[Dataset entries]

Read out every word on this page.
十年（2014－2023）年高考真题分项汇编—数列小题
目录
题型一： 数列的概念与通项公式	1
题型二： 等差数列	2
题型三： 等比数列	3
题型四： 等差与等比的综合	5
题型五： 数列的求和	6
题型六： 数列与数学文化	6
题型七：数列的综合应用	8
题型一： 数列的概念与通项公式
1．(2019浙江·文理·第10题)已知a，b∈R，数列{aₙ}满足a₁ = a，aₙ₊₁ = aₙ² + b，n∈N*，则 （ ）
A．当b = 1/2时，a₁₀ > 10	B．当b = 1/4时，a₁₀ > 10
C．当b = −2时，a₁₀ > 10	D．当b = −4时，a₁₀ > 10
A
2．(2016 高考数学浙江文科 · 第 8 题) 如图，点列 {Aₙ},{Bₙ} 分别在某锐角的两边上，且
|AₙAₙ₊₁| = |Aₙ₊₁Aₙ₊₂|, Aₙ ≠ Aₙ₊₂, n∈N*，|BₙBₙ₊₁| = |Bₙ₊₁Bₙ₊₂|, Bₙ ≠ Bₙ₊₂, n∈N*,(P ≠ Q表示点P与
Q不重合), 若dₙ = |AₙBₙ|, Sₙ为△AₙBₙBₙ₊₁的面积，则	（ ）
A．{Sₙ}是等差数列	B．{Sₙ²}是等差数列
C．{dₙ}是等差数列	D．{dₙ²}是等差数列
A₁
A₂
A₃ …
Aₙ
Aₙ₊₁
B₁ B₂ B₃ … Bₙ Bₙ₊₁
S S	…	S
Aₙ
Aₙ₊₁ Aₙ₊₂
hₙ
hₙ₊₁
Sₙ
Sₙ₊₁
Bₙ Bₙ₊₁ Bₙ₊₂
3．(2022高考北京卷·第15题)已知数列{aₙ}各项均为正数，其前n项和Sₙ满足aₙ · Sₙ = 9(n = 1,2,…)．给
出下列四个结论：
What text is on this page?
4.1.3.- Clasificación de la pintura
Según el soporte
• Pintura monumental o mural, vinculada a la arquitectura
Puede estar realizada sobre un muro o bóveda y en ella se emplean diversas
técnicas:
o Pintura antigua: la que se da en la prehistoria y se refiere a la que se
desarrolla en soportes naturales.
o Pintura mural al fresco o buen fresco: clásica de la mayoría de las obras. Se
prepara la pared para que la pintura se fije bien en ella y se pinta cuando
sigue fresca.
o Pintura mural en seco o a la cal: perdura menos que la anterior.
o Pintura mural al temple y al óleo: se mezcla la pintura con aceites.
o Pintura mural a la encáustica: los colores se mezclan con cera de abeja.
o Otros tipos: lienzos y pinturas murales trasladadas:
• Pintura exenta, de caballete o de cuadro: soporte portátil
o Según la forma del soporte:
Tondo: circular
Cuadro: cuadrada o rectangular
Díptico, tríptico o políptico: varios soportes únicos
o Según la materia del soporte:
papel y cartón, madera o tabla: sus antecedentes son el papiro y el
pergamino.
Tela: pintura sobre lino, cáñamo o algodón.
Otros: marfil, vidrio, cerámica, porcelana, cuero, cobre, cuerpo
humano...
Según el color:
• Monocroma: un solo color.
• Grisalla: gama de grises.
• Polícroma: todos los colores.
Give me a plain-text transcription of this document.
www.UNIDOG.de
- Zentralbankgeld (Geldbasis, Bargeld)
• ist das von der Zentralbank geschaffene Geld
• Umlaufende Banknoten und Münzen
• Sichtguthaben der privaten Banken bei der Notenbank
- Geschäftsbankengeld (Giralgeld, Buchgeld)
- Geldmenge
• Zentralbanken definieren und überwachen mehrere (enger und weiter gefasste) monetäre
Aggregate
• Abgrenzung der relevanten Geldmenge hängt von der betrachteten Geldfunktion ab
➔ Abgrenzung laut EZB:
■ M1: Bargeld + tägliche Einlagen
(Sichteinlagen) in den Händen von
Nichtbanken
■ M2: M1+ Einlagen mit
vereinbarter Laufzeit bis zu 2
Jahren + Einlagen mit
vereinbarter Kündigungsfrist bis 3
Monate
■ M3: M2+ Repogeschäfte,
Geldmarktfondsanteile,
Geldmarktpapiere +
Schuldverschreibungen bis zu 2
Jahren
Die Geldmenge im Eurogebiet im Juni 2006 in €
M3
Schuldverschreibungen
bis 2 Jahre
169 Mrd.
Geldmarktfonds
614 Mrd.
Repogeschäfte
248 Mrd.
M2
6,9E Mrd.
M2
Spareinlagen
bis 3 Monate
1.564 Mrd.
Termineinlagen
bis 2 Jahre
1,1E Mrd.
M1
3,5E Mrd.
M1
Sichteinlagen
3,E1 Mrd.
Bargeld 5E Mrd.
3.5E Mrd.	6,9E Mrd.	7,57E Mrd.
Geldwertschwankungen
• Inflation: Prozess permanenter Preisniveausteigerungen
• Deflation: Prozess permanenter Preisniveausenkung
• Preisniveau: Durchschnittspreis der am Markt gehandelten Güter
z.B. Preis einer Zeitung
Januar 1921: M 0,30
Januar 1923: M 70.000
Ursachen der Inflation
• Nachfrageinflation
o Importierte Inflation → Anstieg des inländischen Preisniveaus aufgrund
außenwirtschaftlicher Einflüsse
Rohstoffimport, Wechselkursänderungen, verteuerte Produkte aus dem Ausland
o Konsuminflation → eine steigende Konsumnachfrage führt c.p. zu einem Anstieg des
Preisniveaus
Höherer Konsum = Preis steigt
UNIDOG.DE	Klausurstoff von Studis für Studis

TASK OBJECTIVE: The records above are to be repeated exactly, in their entirety.

EXPECTED ANSWER:
Read out every word on this page.
十年（2014－2023）年高考真题分项汇编—数列小题
目录
题型一： 数列的概念与通项公式	1
题型二： 等差数列	2
题型三： 等比数列	3
题型四： 等差与等比的综合	5
题型五： 数列的求和	6
题型六： 数列与数学文化	6
题型七：数列的综合应用	8
题型一： 数列的概念与通项公式
1．(2019浙江·文理·第10题)已知a，b∈R，数列{aₙ}满足a₁ = a，aₙ₊₁ = aₙ² + b，n∈N*，则 （ ）
A．当b = 1/2时，a₁₀ > 10	B．当b = 1/4时，a₁₀ > 10
C．当b = −2时，a₁₀ > 10	D．当b = −4时，a₁₀ > 10
A
2．(2016 高考数学浙江文科 · 第 8 题) 如图，点列 {Aₙ},{Bₙ} 分别在某锐角的两边上，且
|AₙAₙ₊₁| = |Aₙ₊₁Aₙ₊₂|, Aₙ ≠ Aₙ₊₂, n∈N*，|BₙBₙ₊₁| = |Bₙ₊₁Bₙ₊₂|, Bₙ ≠ Bₙ₊₂, n∈N*,(P ≠ Q表示点P与
Q不重合), 若dₙ = |AₙBₙ|, Sₙ为△AₙBₙBₙ₊₁的面积，则	（ ）
A．{Sₙ}是等差数列	B．{Sₙ²}是等差数列
C．{dₙ}是等差数列	D．{dₙ²}是等差数列
A₁
A₂
A₃ …
Aₙ
Aₙ₊₁
B₁ B₂ B₃ … Bₙ Bₙ₊₁
S S	…	S
Aₙ
Aₙ₊₁ Aₙ₊₂
hₙ
hₙ₊₁
Sₙ
Sₙ₊₁
Bₙ Bₙ₊₁ Bₙ₊₂
3．(2022高考北京卷·第15题)已知数列{aₙ}各项均为正数，其前n项和Sₙ满足aₙ · Sₙ = 9(n = 1,2,…)．给
出下列四个结论：
What text is on this page?
4.1.3.- Clasificación de la pintura
Según el soporte
• Pintura monumental o mural, vinculada a la arquitectura
Puede estar realizada sobre un muro o bóveda y en ella se emplean diversas
técnicas:
o Pintura antigua: la que se da en la prehistoria y se refiere a la que se
desarrolla en soportes naturales.
o Pintura mural al fresco o buen fresco: clásica de la mayoría de las obras. Se
prepara la pared para que la pintura se fije bien en ella y se pinta cuando
sigue fresca.
o Pintura mural en seco o a la cal: perdura menos que la anterior.
o Pintura mural al temple y al óleo: se mezcla la pintura con aceites.
o Pintura mural a la encáustica: los colores se mezclan con cera de abeja.
o Otros tipos: lienzos y pinturas murales trasladadas:
• Pintura exenta, de caballete o de cuadro: soporte portátil
o Según la forma del soporte:
Tondo: circular
Cuadro: cuadrada o rectangular
Díptico, tríptico o políptico: varios soportes únicos
o Según la materia del soporte:
papel y cartón, madera o tabla: sus antecedentes son el papiro y el
pergamino.
Tela: pintura sobre lino, cáñamo o algodón.
Otros: marfil, vidrio, cerámica, porcelana, cuero, cobre, cuerpo
humano...
Según el color:
• Monocroma: un solo color.
• Grisalla: gama de grises.
• Polícroma: todos los colores.
Give me a plain-text transcription of this document.
www.UNIDOG.de
- Zentralbankgeld (Geldbasis, Bargeld)
• ist das von der Zentralbank geschaffene Geld
• Umlaufende Banknoten und Münzen
• Sichtguthaben der privaten Banken bei der Notenbank
- Geschäftsbankengeld (Giralgeld, Buchgeld)
- Geldmenge
• Zentralbanken definieren und überwachen mehrere (enger und weiter gefasste) monetäre
Aggregate
• Abgrenzung der relevanten Geldmenge hängt von der betrachteten Geldfunktion ab
➔ Abgrenzung laut EZB:
■ M1: Bargeld + tägliche Einlagen
(Sichteinlagen) in den Händen von
Nichtbanken
■ M2: M1+ Einlagen mit
vereinbarter Laufzeit bis zu 2
Jahren + Einlagen mit
vereinbarter Kündigungsfrist bis 3
Monate
■ M3: M2+ Repogeschäfte,
Geldmarktfondsanteile,
Geldmarktpapiere +
Schuldverschreibungen bis zu 2
Jahren
Die Geldmenge im Eurogebiet im Juni 2006 in €
M3
Schuldverschreibungen
bis 2 Jahre
169 Mrd.
Geldmarktfonds
614 Mrd.
Repogeschäfte
248 Mrd.
M2
6,9E Mrd.
M2
Spareinlagen
bis 3 Monate
1.564 Mrd.
Termineinlagen
bis 2 Jahre
1,1E Mrd.
M1
3,5E Mrd.
M1
Sichteinlagen
3,E1 Mrd.
Bargeld 5E Mrd.
3.5E Mrd.	6,9E Mrd.	7,57E Mrd.
Geldwertschwankungen
• Inflation: Prozess permanenter Preisniveausteigerungen
• Deflation: Prozess permanenter Preisniveausenkung
• Preisniveau: Durchschnittspreis der am Markt gehandelten Güter
z.B. Preis einer Zeitung
Januar 1921: M 0,30
Januar 1923: M 70.000
Ursachen der Inflation
• Nachfrageinflation
o Importierte Inflation → Anstieg des inländischen Preisniveaus aufgrund
außenwirtschaftlicher Einflüsse
Rohstoffimport, Wechselkursänderungen, verteuerte Produkte aus dem Ausland
o Konsuminflation → eine steigende Konsumnachfrage führt c.p. zu einem Anstieg des
Preisniveaus
Höherer Konsum = Preis steigt
UNIDOG.DE	Klausurstoff von Studis für Studis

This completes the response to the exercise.